*EXERCISE DIRECTIONS*
Copy out the lines that include the word "apart".

*Collection entries*
****************
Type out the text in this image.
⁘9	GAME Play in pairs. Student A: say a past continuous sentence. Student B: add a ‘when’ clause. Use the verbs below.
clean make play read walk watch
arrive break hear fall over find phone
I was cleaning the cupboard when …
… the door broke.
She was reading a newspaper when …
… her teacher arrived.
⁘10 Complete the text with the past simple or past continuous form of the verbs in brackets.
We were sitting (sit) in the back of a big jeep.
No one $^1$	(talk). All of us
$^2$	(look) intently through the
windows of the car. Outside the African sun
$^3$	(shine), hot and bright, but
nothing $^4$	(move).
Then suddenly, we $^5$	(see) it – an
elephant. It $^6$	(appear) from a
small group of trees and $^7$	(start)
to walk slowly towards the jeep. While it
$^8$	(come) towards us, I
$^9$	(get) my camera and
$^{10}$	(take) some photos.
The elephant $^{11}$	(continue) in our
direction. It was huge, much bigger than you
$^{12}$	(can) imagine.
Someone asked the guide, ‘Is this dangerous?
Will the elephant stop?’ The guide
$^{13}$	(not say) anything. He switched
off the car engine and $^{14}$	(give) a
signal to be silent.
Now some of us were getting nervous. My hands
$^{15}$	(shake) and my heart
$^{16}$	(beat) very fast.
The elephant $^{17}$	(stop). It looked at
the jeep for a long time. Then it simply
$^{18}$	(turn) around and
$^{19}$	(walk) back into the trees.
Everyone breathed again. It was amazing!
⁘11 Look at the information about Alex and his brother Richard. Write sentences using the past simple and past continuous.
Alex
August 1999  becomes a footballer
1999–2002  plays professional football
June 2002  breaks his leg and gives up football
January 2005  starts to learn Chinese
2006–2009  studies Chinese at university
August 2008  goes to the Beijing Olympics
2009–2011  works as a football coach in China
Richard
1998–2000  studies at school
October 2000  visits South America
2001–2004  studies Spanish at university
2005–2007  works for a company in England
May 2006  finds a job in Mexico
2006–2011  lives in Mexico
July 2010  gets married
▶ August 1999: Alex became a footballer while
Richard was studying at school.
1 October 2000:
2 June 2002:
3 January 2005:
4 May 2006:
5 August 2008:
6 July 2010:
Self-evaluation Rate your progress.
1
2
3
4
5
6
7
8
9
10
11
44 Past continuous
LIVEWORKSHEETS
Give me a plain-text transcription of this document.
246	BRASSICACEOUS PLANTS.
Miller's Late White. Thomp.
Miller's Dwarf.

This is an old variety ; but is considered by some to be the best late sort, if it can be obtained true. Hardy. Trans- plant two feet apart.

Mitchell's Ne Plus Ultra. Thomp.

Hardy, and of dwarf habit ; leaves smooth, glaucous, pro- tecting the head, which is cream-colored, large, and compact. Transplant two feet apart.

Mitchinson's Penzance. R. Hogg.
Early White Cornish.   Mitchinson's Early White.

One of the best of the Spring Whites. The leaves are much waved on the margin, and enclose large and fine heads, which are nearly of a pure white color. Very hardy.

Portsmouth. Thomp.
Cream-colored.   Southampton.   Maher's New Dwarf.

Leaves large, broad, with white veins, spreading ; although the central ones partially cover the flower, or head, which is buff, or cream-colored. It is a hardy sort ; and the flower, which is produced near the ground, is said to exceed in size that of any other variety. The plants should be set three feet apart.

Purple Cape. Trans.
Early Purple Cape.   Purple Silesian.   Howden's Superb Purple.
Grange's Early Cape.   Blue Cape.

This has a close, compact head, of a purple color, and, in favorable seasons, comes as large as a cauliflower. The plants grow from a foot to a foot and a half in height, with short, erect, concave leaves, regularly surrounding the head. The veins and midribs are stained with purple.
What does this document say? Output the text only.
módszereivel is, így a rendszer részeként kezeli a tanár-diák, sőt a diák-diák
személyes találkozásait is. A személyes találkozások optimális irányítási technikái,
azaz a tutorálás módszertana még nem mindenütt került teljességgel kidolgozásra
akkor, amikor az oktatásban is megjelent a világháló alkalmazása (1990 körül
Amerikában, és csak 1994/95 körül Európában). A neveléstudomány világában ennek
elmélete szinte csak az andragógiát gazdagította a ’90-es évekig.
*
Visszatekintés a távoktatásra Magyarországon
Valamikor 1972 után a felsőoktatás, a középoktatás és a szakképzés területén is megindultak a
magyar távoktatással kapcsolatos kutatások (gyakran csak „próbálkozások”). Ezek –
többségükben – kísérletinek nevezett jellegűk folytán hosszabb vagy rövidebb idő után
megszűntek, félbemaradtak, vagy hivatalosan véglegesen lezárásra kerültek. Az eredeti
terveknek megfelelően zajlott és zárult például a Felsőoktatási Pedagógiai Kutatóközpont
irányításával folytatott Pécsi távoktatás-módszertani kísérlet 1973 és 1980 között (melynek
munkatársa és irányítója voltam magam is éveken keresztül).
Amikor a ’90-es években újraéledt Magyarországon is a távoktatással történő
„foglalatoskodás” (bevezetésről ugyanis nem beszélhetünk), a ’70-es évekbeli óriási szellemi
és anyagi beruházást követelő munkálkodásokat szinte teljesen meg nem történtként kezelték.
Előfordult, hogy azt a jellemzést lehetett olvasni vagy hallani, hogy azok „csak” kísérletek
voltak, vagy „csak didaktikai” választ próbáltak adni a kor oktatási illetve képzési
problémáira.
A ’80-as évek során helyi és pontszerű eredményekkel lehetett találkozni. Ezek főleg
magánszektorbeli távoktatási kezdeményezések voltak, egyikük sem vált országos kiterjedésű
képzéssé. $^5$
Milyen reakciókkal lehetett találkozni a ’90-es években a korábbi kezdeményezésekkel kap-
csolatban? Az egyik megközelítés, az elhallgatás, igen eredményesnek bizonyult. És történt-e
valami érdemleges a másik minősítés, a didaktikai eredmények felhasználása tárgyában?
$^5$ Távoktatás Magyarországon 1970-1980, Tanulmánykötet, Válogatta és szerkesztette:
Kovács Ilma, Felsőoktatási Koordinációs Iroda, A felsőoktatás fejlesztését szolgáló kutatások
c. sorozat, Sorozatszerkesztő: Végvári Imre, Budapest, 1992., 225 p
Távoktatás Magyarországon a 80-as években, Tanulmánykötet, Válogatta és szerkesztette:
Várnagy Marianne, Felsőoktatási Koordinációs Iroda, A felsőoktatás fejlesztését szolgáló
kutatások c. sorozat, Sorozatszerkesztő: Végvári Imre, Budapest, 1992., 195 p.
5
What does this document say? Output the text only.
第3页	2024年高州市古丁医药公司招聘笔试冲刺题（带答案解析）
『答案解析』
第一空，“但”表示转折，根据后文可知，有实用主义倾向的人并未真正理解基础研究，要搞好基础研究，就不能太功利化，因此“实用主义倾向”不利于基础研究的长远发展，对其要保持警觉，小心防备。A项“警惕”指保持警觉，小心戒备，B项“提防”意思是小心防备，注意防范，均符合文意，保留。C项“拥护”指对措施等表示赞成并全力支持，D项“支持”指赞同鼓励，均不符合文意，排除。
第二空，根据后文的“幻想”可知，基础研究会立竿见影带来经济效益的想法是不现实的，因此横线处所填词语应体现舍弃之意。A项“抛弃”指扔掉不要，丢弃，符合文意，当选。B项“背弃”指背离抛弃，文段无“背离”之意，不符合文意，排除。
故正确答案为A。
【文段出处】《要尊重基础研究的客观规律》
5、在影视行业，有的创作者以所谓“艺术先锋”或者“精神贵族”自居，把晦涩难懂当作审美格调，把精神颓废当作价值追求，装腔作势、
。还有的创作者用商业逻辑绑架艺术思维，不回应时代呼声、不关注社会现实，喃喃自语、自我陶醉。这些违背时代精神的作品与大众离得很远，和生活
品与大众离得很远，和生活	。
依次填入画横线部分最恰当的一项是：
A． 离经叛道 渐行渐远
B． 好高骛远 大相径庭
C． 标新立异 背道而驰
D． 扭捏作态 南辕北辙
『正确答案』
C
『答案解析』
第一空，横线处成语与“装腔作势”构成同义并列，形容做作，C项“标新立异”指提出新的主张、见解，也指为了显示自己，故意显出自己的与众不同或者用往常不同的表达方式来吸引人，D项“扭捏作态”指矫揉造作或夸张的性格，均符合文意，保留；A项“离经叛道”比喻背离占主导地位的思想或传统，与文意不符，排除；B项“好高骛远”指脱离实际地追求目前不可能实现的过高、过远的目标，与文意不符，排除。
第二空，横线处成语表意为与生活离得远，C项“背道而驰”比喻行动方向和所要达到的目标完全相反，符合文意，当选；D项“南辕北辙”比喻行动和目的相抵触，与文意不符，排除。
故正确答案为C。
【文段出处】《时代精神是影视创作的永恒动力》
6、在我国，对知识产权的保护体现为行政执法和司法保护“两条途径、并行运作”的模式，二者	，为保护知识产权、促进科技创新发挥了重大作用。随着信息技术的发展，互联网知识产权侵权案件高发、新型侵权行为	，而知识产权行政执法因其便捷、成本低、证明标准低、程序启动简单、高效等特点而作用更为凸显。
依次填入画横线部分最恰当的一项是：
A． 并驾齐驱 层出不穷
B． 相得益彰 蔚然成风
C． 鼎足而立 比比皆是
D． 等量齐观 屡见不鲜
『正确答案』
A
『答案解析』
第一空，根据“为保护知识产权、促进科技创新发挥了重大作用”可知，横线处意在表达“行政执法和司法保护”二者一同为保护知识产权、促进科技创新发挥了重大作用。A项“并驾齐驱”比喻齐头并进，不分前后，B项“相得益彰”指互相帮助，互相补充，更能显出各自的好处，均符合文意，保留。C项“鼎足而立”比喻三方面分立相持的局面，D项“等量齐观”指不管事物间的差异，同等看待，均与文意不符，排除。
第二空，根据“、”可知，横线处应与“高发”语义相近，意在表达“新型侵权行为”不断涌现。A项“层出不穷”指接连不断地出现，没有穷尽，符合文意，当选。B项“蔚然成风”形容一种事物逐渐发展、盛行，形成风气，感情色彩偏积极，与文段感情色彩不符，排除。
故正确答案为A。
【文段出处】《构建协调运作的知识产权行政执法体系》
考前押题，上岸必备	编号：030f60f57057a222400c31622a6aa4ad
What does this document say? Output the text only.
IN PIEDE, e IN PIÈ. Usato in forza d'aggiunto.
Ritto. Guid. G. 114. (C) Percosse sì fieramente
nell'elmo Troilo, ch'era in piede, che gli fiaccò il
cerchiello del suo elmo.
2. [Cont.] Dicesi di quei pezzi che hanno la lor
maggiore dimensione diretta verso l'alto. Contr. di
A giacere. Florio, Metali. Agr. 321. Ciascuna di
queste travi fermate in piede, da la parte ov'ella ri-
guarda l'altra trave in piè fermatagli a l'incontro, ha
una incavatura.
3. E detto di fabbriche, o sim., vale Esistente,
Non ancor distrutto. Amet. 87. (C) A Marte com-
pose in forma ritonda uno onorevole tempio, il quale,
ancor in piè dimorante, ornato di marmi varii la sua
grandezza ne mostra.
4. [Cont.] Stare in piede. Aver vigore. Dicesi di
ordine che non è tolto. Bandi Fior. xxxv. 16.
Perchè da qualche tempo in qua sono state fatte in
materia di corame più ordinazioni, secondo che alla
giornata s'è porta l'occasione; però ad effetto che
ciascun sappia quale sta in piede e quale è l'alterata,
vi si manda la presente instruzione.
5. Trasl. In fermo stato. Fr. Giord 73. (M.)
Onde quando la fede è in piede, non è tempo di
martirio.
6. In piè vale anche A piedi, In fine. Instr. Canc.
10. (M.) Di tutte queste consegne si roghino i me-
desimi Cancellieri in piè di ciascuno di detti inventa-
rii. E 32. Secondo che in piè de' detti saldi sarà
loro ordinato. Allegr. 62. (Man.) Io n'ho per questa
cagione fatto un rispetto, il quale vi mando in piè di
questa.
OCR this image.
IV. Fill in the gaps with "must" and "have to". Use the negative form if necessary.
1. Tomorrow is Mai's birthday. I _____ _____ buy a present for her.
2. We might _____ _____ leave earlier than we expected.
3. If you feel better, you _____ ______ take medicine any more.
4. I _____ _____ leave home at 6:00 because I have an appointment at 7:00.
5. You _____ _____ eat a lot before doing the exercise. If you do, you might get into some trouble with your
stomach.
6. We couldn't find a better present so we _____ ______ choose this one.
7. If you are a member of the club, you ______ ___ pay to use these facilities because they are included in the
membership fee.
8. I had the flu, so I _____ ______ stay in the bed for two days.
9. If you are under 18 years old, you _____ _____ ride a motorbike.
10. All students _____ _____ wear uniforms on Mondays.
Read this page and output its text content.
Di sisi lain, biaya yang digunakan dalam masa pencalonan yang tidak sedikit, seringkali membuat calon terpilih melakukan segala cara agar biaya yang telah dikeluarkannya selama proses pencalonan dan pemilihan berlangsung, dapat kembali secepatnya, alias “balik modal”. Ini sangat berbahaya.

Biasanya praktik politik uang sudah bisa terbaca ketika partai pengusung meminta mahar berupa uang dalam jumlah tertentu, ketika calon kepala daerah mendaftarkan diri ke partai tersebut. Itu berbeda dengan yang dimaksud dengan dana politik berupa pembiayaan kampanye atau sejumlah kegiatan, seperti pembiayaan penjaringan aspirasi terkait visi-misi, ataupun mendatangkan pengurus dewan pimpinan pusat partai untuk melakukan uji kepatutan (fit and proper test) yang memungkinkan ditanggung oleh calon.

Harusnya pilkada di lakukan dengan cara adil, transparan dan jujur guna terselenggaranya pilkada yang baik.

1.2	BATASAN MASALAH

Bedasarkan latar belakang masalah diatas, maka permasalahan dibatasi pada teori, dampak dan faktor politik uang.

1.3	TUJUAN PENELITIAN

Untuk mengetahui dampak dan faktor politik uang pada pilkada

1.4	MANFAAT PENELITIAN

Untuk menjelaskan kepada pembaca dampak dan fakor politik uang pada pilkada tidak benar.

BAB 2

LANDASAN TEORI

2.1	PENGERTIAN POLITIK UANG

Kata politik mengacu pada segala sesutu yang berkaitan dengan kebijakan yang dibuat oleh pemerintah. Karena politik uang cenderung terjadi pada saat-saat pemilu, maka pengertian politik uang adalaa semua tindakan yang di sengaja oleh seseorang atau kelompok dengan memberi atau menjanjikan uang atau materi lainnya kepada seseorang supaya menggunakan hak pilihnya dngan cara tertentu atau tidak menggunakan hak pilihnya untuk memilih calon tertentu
****************
*ANSWER TO THIS PROBLEM*
This is an old variety ; but is considered by some to be the best late sort, if it can be obtained true. Hardy. Trans- plant two feet apart.
Hardy, and of dwarf habit ; leaves smooth, glaucous, pro- tecting the head, which is cream-colored, large, and compact. Transplant two feet apart.
Leaves large, broad, with white veins, spreading ; although the central ones partially cover the flower, or head, which is buff, or cream-colored. It is a hardy sort ; and the flower, which is produced near the ground, is said to exceed in size that of any other variety. The plants should be set three feet apart.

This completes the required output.